**TASK OBJECTIVE**
Whenever a line contains the string "ügyfél", copy it out of the entries.

··········

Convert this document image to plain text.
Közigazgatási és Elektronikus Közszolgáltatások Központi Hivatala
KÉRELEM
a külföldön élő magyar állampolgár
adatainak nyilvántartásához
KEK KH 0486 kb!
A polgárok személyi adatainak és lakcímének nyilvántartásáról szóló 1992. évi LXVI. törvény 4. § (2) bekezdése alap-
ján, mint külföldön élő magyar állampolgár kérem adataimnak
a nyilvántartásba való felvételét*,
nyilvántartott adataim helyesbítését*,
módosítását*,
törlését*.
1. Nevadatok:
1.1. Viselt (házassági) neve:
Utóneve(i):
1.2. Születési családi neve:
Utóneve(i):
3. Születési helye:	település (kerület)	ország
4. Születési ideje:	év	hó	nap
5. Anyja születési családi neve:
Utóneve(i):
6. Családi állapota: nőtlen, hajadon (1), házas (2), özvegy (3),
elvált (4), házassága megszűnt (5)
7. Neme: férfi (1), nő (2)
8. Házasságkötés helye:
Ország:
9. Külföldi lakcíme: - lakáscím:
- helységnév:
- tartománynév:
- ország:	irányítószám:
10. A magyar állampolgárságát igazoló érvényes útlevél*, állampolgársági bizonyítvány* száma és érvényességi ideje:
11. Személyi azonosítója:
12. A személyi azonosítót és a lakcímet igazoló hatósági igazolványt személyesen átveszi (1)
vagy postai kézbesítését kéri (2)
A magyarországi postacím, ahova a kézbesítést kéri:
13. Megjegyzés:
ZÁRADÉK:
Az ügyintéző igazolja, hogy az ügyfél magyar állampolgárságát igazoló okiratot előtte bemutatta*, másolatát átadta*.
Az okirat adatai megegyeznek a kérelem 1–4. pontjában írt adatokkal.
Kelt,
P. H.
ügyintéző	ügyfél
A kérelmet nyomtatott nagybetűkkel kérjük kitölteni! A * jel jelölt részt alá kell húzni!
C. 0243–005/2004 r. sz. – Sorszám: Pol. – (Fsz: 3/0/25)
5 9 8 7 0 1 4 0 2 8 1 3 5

··········

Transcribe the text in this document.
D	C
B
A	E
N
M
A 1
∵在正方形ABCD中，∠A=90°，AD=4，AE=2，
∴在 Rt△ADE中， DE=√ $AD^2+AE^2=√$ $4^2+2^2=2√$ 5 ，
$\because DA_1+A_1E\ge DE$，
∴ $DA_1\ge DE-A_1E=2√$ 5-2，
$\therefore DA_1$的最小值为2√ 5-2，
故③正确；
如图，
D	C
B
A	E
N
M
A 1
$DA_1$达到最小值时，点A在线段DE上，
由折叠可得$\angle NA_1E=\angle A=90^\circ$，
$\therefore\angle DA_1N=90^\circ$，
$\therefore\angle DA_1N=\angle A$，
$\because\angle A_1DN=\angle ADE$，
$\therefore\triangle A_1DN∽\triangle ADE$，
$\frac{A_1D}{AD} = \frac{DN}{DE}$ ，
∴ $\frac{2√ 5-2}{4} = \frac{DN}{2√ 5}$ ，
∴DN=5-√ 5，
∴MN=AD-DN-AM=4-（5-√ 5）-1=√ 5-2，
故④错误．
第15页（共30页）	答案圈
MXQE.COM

··········

**EXERCISE ANSWER**
Az ügyintéző igazolja, hogy az ügyfél magyar állampolgárságát igazoló okiratot előtte bemutatta*, másolatát átadta*.
ügyintéző	ügyfél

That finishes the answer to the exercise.